▸ WHAT YOU NEED TO DO:
Every entry that follows should be reproduced exactly.

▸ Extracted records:
---

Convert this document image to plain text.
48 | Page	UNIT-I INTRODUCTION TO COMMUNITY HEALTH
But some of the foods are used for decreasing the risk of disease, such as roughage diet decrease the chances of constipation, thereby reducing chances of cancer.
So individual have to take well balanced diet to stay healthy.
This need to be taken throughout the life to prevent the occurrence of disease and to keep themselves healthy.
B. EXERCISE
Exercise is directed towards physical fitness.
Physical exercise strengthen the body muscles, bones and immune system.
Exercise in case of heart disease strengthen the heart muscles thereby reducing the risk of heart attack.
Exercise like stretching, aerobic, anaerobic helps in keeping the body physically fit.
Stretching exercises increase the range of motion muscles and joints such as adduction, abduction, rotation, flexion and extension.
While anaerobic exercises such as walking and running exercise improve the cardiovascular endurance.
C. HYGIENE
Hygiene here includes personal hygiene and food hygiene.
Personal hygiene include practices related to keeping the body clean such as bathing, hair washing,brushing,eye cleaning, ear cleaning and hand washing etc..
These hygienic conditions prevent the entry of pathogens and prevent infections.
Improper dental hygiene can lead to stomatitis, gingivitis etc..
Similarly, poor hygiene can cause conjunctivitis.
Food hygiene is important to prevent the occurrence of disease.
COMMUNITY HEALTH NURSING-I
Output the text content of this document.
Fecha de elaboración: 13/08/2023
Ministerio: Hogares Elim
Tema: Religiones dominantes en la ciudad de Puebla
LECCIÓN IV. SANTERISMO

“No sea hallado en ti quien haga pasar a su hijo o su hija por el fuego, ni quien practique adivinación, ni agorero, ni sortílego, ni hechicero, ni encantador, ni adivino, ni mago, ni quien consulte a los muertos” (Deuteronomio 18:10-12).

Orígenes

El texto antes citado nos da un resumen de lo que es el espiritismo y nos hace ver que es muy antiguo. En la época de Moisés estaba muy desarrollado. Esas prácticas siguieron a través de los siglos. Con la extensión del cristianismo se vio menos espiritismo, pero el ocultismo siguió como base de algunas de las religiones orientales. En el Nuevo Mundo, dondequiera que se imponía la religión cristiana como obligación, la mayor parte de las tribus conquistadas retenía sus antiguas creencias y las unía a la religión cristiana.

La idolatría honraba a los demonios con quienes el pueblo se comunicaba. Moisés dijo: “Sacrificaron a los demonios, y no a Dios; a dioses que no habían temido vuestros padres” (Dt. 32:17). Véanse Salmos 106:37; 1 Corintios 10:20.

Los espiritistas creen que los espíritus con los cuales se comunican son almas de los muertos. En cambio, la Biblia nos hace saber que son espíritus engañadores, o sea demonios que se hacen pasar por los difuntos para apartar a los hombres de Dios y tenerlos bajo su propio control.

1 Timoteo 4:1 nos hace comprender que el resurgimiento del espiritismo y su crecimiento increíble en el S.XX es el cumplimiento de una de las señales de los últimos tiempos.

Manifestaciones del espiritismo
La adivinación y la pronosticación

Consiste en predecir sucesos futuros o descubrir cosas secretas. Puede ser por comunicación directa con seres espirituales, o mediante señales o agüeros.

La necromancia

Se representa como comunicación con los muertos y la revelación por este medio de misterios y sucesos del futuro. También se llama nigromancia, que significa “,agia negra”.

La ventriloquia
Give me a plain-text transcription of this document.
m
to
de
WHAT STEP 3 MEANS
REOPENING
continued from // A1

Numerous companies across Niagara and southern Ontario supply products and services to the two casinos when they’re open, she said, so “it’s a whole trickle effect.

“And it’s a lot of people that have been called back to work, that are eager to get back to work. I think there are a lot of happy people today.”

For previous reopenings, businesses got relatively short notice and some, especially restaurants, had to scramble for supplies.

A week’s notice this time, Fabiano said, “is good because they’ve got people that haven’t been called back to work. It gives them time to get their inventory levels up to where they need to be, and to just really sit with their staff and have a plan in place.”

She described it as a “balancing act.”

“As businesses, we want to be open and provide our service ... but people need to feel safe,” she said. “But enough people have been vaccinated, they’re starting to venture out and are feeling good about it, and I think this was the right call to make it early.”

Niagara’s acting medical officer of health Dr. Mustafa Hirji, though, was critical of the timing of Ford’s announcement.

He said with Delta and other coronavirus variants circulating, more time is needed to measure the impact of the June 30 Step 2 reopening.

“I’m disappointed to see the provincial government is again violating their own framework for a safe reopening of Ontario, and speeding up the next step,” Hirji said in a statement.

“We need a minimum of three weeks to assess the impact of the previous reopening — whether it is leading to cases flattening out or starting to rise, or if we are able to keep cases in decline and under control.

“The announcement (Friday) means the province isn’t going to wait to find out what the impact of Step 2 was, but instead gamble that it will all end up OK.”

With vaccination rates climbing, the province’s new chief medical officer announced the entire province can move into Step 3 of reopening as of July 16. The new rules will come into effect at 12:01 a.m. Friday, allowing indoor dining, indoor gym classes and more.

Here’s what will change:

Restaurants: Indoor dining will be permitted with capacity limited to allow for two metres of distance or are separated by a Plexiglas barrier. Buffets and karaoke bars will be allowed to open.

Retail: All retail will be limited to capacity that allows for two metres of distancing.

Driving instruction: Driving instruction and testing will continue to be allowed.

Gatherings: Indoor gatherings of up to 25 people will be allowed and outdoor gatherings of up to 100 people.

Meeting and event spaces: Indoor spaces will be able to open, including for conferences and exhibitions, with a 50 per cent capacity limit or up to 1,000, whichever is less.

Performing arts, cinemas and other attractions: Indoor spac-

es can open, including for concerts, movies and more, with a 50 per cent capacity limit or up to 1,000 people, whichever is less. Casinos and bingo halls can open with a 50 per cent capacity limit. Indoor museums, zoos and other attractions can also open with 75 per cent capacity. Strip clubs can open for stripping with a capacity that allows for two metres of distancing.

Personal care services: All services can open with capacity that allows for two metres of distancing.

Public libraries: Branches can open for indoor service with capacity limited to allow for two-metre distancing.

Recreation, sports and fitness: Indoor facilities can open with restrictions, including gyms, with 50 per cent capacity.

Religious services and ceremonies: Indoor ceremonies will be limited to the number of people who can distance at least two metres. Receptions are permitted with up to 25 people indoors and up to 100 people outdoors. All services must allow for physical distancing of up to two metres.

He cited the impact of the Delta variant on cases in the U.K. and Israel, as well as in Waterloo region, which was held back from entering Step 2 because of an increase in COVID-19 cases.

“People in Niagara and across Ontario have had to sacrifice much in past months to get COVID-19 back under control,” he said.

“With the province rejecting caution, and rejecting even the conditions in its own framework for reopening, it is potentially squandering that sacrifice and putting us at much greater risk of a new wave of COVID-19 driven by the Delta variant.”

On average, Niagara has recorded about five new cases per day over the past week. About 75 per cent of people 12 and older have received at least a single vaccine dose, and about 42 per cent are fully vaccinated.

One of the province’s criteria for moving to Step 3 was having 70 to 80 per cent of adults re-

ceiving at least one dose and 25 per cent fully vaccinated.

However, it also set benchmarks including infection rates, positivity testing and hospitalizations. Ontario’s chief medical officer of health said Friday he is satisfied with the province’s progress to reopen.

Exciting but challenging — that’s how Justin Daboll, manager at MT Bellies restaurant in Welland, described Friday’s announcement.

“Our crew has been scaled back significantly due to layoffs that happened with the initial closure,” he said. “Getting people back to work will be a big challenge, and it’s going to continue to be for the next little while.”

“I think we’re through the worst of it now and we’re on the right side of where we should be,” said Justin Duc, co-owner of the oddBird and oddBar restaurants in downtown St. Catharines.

---

▸ SOLUTION TO THE PROBLEM:
Convert this document image to plain text.
48 | Page	UNIT-I INTRODUCTION TO COMMUNITY HEALTH
But some of the foods are used for decreasing the risk of disease, such as roughage diet decrease the chances of constipation, thereby reducing chances of cancer.
So individual have to take well balanced diet to stay healthy.
This need to be taken throughout the life to prevent the occurrence of disease and to keep themselves healthy.
B. EXERCISE
Exercise is directed towards physical fitness.
Physical exercise strengthen the body muscles, bones and immune system.
Exercise in case of heart disease strengthen the heart muscles thereby reducing the risk of heart attack.
Exercise like stretching, aerobic, anaerobic helps in keeping the body physically fit.
Stretching exercises increase the range of motion muscles and joints such as adduction, abduction, rotation, flexion and extension.
While anaerobic exercises such as walking and running exercise improve the cardiovascular endurance.
C. HYGIENE
Hygiene here includes personal hygiene and food hygiene.
Personal hygiene include practices related to keeping the body clean such as bathing, hair washing,brushing,eye cleaning, ear cleaning and hand washing etc..
These hygienic conditions prevent the entry of pathogens and prevent infections.
Improper dental hygiene can lead to stomatitis, gingivitis etc..
Similarly, poor hygiene can cause conjunctivitis.
Food hygiene is important to prevent the occurrence of disease.
COMMUNITY HEALTH NURSING-I
Output the text content of this document.
Fecha de elaboración: 13/08/2023
Ministerio: Hogares Elim
Tema: Religiones dominantes en la ciudad de Puebla
LECCIÓN IV. SANTERISMO

“No sea hallado en ti quien haga pasar a su hijo o su hija por el fuego, ni quien practique adivinación, ni agorero, ni sortílego, ni hechicero, ni encantador, ni adivino, ni mago, ni quien consulte a los muertos” (Deuteronomio 18:10-12).

Orígenes

El texto antes citado nos da un resumen de lo que es el espiritismo y nos hace ver que es muy antiguo. En la época de Moisés estaba muy desarrollado. Esas prácticas siguieron a través de los siglos. Con la extensión del cristianismo se vio menos espiritismo, pero el ocultismo siguió como base de algunas de las religiones orientales. En el Nuevo Mundo, dondequiera que se imponía la religión cristiana como obligación, la mayor parte de las tribus conquistadas retenía sus antiguas creencias y las unía a la religión cristiana.

La idolatría honraba a los demonios con quienes el pueblo se comunicaba. Moisés dijo: “Sacrificaron a los demonios, y no a Dios; a dioses que no habían temido vuestros padres” (Dt. 32:17). Véanse Salmos 106:37; 1 Corintios 10:20.

Los espiritistas creen que los espíritus con los cuales se comunican son almas de los muertos. En cambio, la Biblia nos hace saber que son espíritus engañadores, o sea demonios que se hacen pasar por los difuntos para apartar a los hombres de Dios y tenerlos bajo su propio control.

1 Timoteo 4:1 nos hace comprender que el resurgimiento del espiritismo y su crecimiento increíble en el S.XX es el cumplimiento de una de las señales de los últimos tiempos.

Manifestaciones del espiritismo
La adivinación y la pronosticación

Consiste en predecir sucesos futuros o descubrir cosas secretas. Puede ser por comunicación directa con seres espirituales, o mediante señales o agüeros.

La necromancia

Se representa como comunicación con los muertos y la revelación por este medio de misterios y sucesos del futuro. También se llama nigromancia, que significa “,agia negra”.

La ventriloquia
Give me a plain-text transcription of this document.
m
to
de
WHAT STEP 3 MEANS
REOPENING
continued from // A1

Numerous companies across Niagara and southern Ontario supply products and services to the two casinos when they’re open, she said, so “it’s a whole trickle effect.

“And it’s a lot of people that have been called back to work, that are eager to get back to work. I think there are a lot of happy people today.”

For previous reopenings, businesses got relatively short notice and some, especially restaurants, had to scramble for supplies.

A week’s notice this time, Fabiano said, “is good because they’ve got people that haven’t been called back to work. It gives them time to get their inventory levels up to where they need to be, and to just really sit with their staff and have a plan in place.”

She described it as a “balancing act.”

“As businesses, we want to be open and provide our service ... but people need to feel safe,” she said. “But enough people have been vaccinated, they’re starting to venture out and are feeling good about it, and I think this was the right call to make it early.”

Niagara’s acting medical officer of health Dr. Mustafa Hirji, though, was critical of the timing of Ford’s announcement.

He said with Delta and other coronavirus variants circulating, more time is needed to measure the impact of the June 30 Step 2 reopening.

“I’m disappointed to see the provincial government is again violating their own framework for a safe reopening of Ontario, and speeding up the next step,” Hirji said in a statement.

“We need a minimum of three weeks to assess the impact of the previous reopening — whether it is leading to cases flattening out or starting to rise, or if we are able to keep cases in decline and under control.

“The announcement (Friday) means the province isn’t going to wait to find out what the impact of Step 2 was, but instead gamble that it will all end up OK.”

With vaccination rates climbing, the province’s new chief medical officer announced the entire province can move into Step 3 of reopening as of July 16. The new rules will come into effect at 12:01 a.m. Friday, allowing indoor dining, indoor gym classes and more.

Here’s what will change:

Restaurants: Indoor dining will be permitted with capacity limited to allow for two metres of distance or are separated by a Plexiglas barrier. Buffets and karaoke bars will be allowed to open.

Retail: All retail will be limited to capacity that allows for two metres of distancing.

Driving instruction: Driving instruction and testing will continue to be allowed.

Gatherings: Indoor gatherings of up to 25 people will be allowed and outdoor gatherings of up to 100 people.

Meeting and event spaces: Indoor spaces will be able to open, including for conferences and exhibitions, with a 50 per cent capacity limit or up to 1,000, whichever is less.

Performing arts, cinemas and other attractions: Indoor spac-

es can open, including for concerts, movies and more, with a 50 per cent capacity limit or up to 1,000 people, whichever is less. Casinos and bingo halls can open with a 50 per cent capacity limit. Indoor museums, zoos and other attractions can also open with 75 per cent capacity. Strip clubs can open for stripping with a capacity that allows for two metres of distancing.

Personal care services: All services can open with capacity that allows for two metres of distancing.

Public libraries: Branches can open for indoor service with capacity limited to allow for two-metre distancing.

Recreation, sports and fitness: Indoor facilities can open with restrictions, including gyms, with 50 per cent capacity.

Religious services and ceremonies: Indoor ceremonies will be limited to the number of people who can distance at least two metres. Receptions are permitted with up to 25 people indoors and up to 100 people outdoors. All services must allow for physical distancing of up to two metres.

He cited the impact of the Delta variant on cases in the U.K. and Israel, as well as in Waterloo region, which was held back from entering Step 2 because of an increase in COVID-19 cases.

“People in Niagara and across Ontario have had to sacrifice much in past months to get COVID-19 back under control,” he said.

“With the province rejecting caution, and rejecting even the conditions in its own framework for reopening, it is potentially squandering that sacrifice and putting us at much greater risk of a new wave of COVID-19 driven by the Delta variant.”

On average, Niagara has recorded about five new cases per day over the past week. About 75 per cent of people 12 and older have received at least a single vaccine dose, and about 42 per cent are fully vaccinated.

One of the province’s criteria for moving to Step 3 was having 70 to 80 per cent of adults re-

ceiving at least one dose and 25 per cent fully vaccinated.

However, it also set benchmarks including infection rates, positivity testing and hospitalizations. Ontario’s chief medical officer of health said Friday he is satisfied with the province’s progress to reopen.

Exciting but challenging — that’s how Justin Daboll, manager at MT Bellies restaurant in Welland, described Friday’s announcement.

“Our crew has been scaled back significantly due to layoffs that happened with the initial closure,” he said. “Getting people back to work will be a big challenge, and it’s going to continue to be for the next little while.”

“I think we’re through the worst of it now and we’re on the right side of where we should be,” said Justin Duc, co-owner of the oddBird and oddBar restaurants in downtown St. Catharines.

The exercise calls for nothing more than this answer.